WHAT TO DO
The material below should be written out in full and exactly; pictures stay out of the copy.

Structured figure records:
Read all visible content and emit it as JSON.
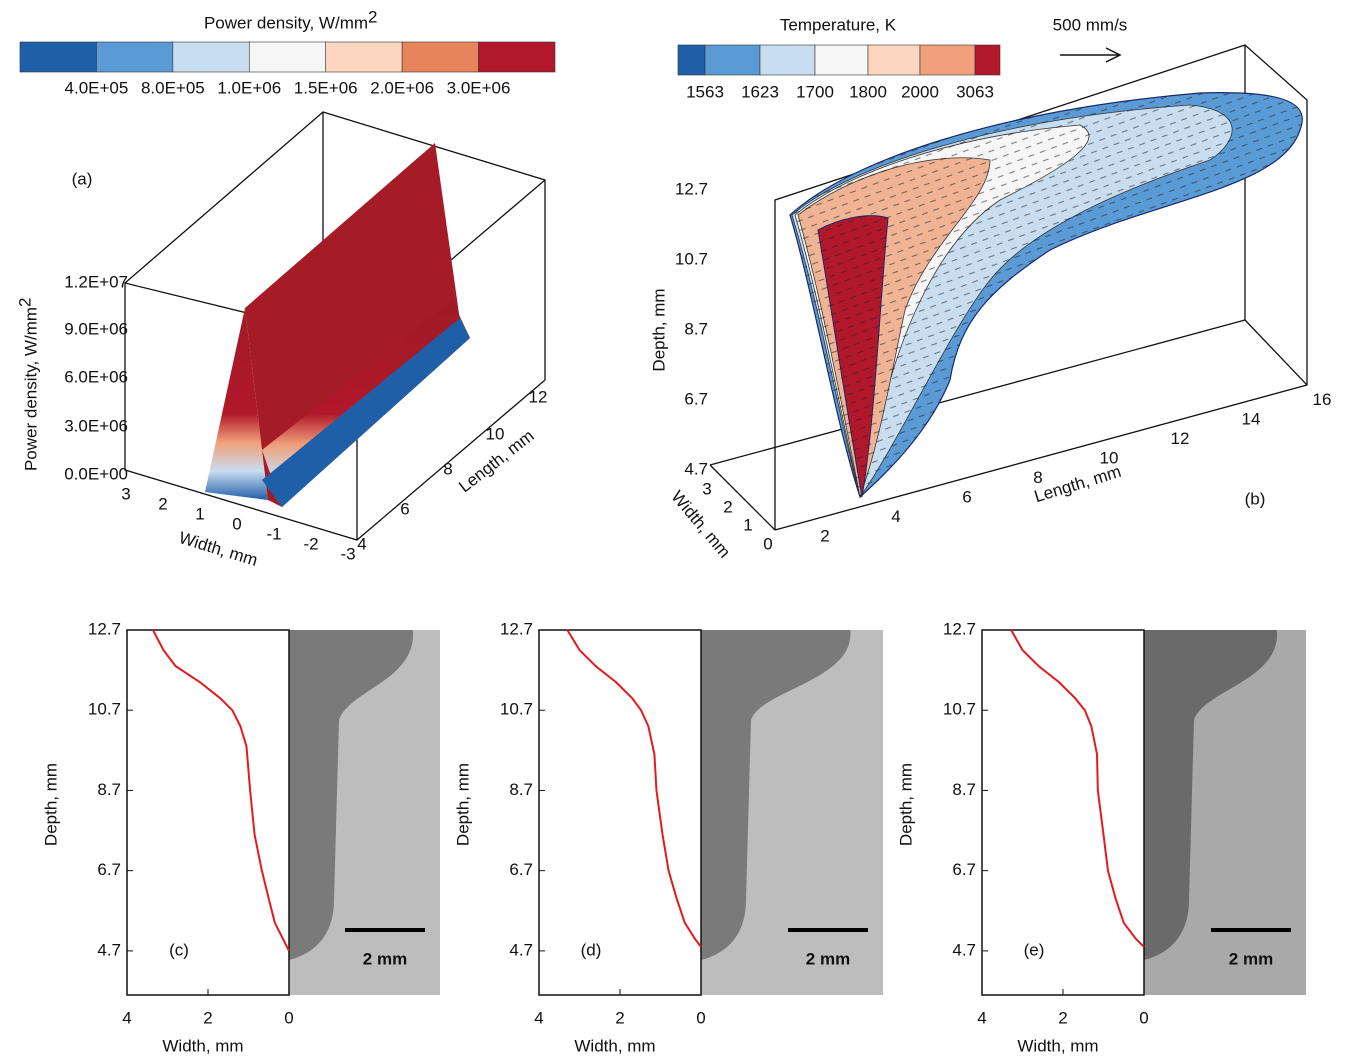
{
  "panel_a": {
    "label": "(a)",
    "colorbar": {
      "title": "Power density, W/mm",
      "title_superscript": "2",
      "labels": [
        "4.0E+05",
        "8.0E+05",
        "1.0E+06",
        "1.5E+06",
        "2.0E+06",
        "3.0E+06"
      ],
      "colors": [
        "#1f5fa8",
        "#5b9bd5",
        "#c9ddf0",
        "#f6f6f6",
        "#fdd6bf",
        "#e8845c",
        "#b2182b"
      ]
    },
    "z_axis": {
      "title": "Power density, W/mm",
      "title_superscript": "2",
      "ticks": [
        "1.2E+07",
        "9.0E+06",
        "6.0E+06",
        "3.0E+06",
        "0.0E+00"
      ]
    },
    "width_axis": {
      "title": "Width, mm",
      "ticks": [
        "3",
        "2",
        "1",
        "0",
        "-1",
        "-2",
        "-3"
      ]
    },
    "length_axis": {
      "title": "Length, mm",
      "ticks": [
        "4",
        "6",
        "8",
        "10",
        "12"
      ]
    }
  },
  "panel_b": {
    "label": "(b)",
    "colorbar": {
      "title": "Temperature, K",
      "labels": [
        "1563",
        "1623",
        "1700",
        "1800",
        "2000",
        "3063"
      ],
      "colors": [
        "#1f5fa8",
        "#5b9bd5",
        "#c9ddf0",
        "#f6f6f6",
        "#fdd6bf",
        "#f0a07a",
        "#b2182b"
      ]
    },
    "vector_scale": "500 mm/s",
    "depth_axis": {
      "title": "Depth, mm",
      "ticks": [
        "12.7",
        "10.7",
        "8.7",
        "6.7",
        "4.7"
      ]
    },
    "width_axis": {
      "title": "Width, mm",
      "ticks": [
        "3",
        "2",
        "1",
        "0"
      ]
    },
    "length_axis": {
      "title": "Length, mm",
      "ticks": [
        "2",
        "4",
        "6",
        "8",
        "10",
        "12",
        "14",
        "16"
      ]
    }
  },
  "chart_data": [
    {
      "type": "line",
      "label": "(c)",
      "scale_bar": "2 mm",
      "xlabel": "Width, mm",
      "ylabel": "Depth, mm",
      "xlim": [
        4,
        0
      ],
      "ylim": [
        3.6,
        12.7
      ],
      "xticks": [
        4,
        2,
        0
      ],
      "yticks": [
        12.7,
        10.7,
        8.7,
        6.7,
        4.7
      ],
      "series": [
        {
          "color": "#e41a1c",
          "x": [
            3.36,
            3.1,
            2.8,
            2.2,
            1.7,
            1.4,
            1.2,
            1.05,
            0.96,
            0.85,
            0.67,
            0.5,
            0.35,
            0.15,
            0
          ],
          "values": [
            12.7,
            12.2,
            11.8,
            11.4,
            11.0,
            10.7,
            10.3,
            9.8,
            8.7,
            7.6,
            6.7,
            6.0,
            5.4,
            5.0,
            4.7
          ]
        }
      ]
    },
    {
      "type": "line",
      "label": "(d)",
      "scale_bar": "2 mm",
      "xlabel": "Width, mm",
      "ylabel": "Depth, mm",
      "xlim": [
        4,
        0
      ],
      "ylim": [
        3.6,
        12.7
      ],
      "xticks": [
        4,
        2,
        0
      ],
      "yticks": [
        12.7,
        10.7,
        8.7,
        6.7,
        4.7
      ],
      "series": [
        {
          "color": "#e41a1c",
          "x": [
            3.3,
            3.0,
            2.6,
            2.1,
            1.7,
            1.48,
            1.3,
            1.15,
            1.1,
            0.95,
            0.8,
            0.6,
            0.4,
            0.15,
            0
          ],
          "values": [
            12.7,
            12.2,
            11.8,
            11.4,
            11.0,
            10.7,
            10.3,
            9.6,
            8.7,
            7.6,
            6.7,
            6.0,
            5.4,
            5.0,
            4.8
          ]
        }
      ]
    },
    {
      "type": "line",
      "label": "(e)",
      "scale_bar": "2 mm",
      "xlabel": "Width, mm",
      "ylabel": "Depth, mm",
      "xlim": [
        4,
        0
      ],
      "ylim": [
        3.6,
        12.7
      ],
      "xticks": [
        4,
        2,
        0
      ],
      "yticks": [
        12.7,
        10.7,
        8.7,
        6.7,
        4.7
      ],
      "series": [
        {
          "color": "#e41a1c",
          "x": [
            3.28,
            3.0,
            2.6,
            2.1,
            1.7,
            1.46,
            1.3,
            1.16,
            1.14,
            1.0,
            0.89,
            0.7,
            0.5,
            0.2,
            0
          ],
          "values": [
            12.7,
            12.2,
            11.8,
            11.4,
            11.0,
            10.7,
            10.3,
            9.6,
            8.7,
            7.6,
            6.7,
            6.0,
            5.4,
            5.0,
            4.8
          ]
        }
      ]
    }
  ]
}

RESULT OF THE TASK
Read all visible content and emit it as JSON.
{
  "panel_a": {
    "label": "(a)",
    "colorbar": {
      "title": "Power density, W/mm",
      "title_superscript": "2",
      "labels": [
        "4.0E+05",
        "8.0E+05",
        "1.0E+06",
        "1.5E+06",
        "2.0E+06",
        "3.0E+06"
      ],
      "colors": [
        "#1f5fa8",
        "#5b9bd5",
        "#c9ddf0",
        "#f6f6f6",
        "#fdd6bf",
        "#e8845c",
        "#b2182b"
      ]
    },
    "z_axis": {
      "title": "Power density, W/mm",
      "title_superscript": "2",
      "ticks": [
        "1.2E+07",
        "9.0E+06",
        "6.0E+06",
        "3.0E+06",
        "0.0E+00"
      ]
    },
    "width_axis": {
      "title": "Width, mm",
      "ticks": [
        "3",
        "2",
        "1",
        "0",
        "-1",
        "-2",
        "-3"
      ]
    },
    "length_axis": {
      "title": "Length, mm",
      "ticks": [
        "4",
        "6",
        "8",
        "10",
        "12"
      ]
    }
  },
  "panel_b": {
    "label": "(b)",
    "colorbar": {
      "title": "Temperature, K",
      "labels": [
        "1563",
        "1623",
        "1700",
        "1800",
        "2000",
        "3063"
      ],
      "colors": [
        "#1f5fa8",
        "#5b9bd5",
        "#c9ddf0",
        "#f6f6f6",
        "#fdd6bf",
        "#f0a07a",
        "#b2182b"
      ]
    },
    "vector_scale": "500 mm/s",
    "depth_axis": {
      "title": "Depth, mm",
      "ticks": [
        "12.7",
        "10.7",
        "8.7",
        "6.7",
        "4.7"
      ]
    },
    "width_axis": {
      "title": "Width, mm",
      "ticks": [
        "3",
        "2",
        "1",
        "0"
      ]
    },
    "length_axis": {
      "title": "Length, mm",
      "ticks": [
        "2",
        "4",
        "6",
        "8",
        "10",
        "12",
        "14",
        "16"
      ]
    }
  },
  "chart_data": [
    {
      "type": "line",
      "label": "(c)",
      "scale_bar": "2 mm",
      "xlabel": "Width, mm",
      "ylabel": "Depth, mm",
      "xlim": [
        4,
        0
      ],
      "ylim": [
        3.6,
        12.7
      ],
      "xticks": [
        4,
        2,
        0
      ],
      "yticks": [
        12.7,
        10.7,
        8.7,
        6.7,
        4.7
      ],
      "series": [
        {
          "color": "#e41a1c",
          "x": [
            3.36,
            3.1,
            2.8,
            2.2,
            1.7,
            1.4,
            1.2,
            1.05,
            0.96,
            0.85,
            0.67,
            0.5,
            0.35,
            0.15,
            0
          ],
          "values": [
            12.7,
            12.2,
            11.8,
            11.4,
            11.0,
            10.7,
            10.3,
            9.8,
            8.7,
            7.6,
            6.7,
            6.0,
            5.4,
            5.0,
            4.7
          ]
        }
      ]
    },
    {
      "type": "line",
      "label": "(d)",
      "scale_bar": "2 mm",
      "xlabel": "Width, mm",
      "ylabel": "Depth, mm",
      "xlim": [
        4,
        0
      ],
      "ylim": [
        3.6,
        12.7
      ],
      "xticks": [
        4,
        2,
        0
      ],
      "yticks": [
        12.7,
        10.7,
        8.7,
        6.7,
        4.7
      ],
      "series": [
        {
          "color": "#e41a1c",
          "x": [
            3.3,
            3.0,
            2.6,
            2.1,
            1.7,
            1.48,
            1.3,
            1.15,
            1.1,
            0.95,
            0.8,
            0.6,
            0.4,
            0.15,
            0
          ],
          "values": [
            12.7,
            12.2,
            11.8,
            11.4,
            11.0,
            10.7,
            10.3,
            9.6,
            8.7,
            7.6,
            6.7,
            6.0,
            5.4,
            5.0,
            4.8
          ]
        }
      ]
    },
    {
      "type": "line",
      "label": "(e)",
      "scale_bar": "2 mm",
      "xlabel": "Width, mm",
      "ylabel": "Depth, mm",
      "xlim": [
        4,
        0
      ],
      "ylim": [
        3.6,
        12.7
      ],
      "xticks": [
        4,
        2,
        0
      ],
      "yticks": [
        12.7,
        10.7,
        8.7,
        6.7,
        4.7
      ],
      "series": [
        {
          "color": "#e41a1c",
          "x": [
            3.28,
            3.0,
            2.6,
            2.1,
            1.7,
            1.46,
            1.3,
            1.16,
            1.14,
            1.0,
            0.89,
            0.7,
            0.5,
            0.2,
            0
          ],
          "values": [
            12.7,
            12.2,
            11.8,
            11.4,
            11.0,
            10.7,
            10.3,
            9.6,
            8.7,
            7.6,
            6.7,
            6.0,
            5.4,
            5.0,
            4.8
          ]
        }
      ]
    }
  ]
}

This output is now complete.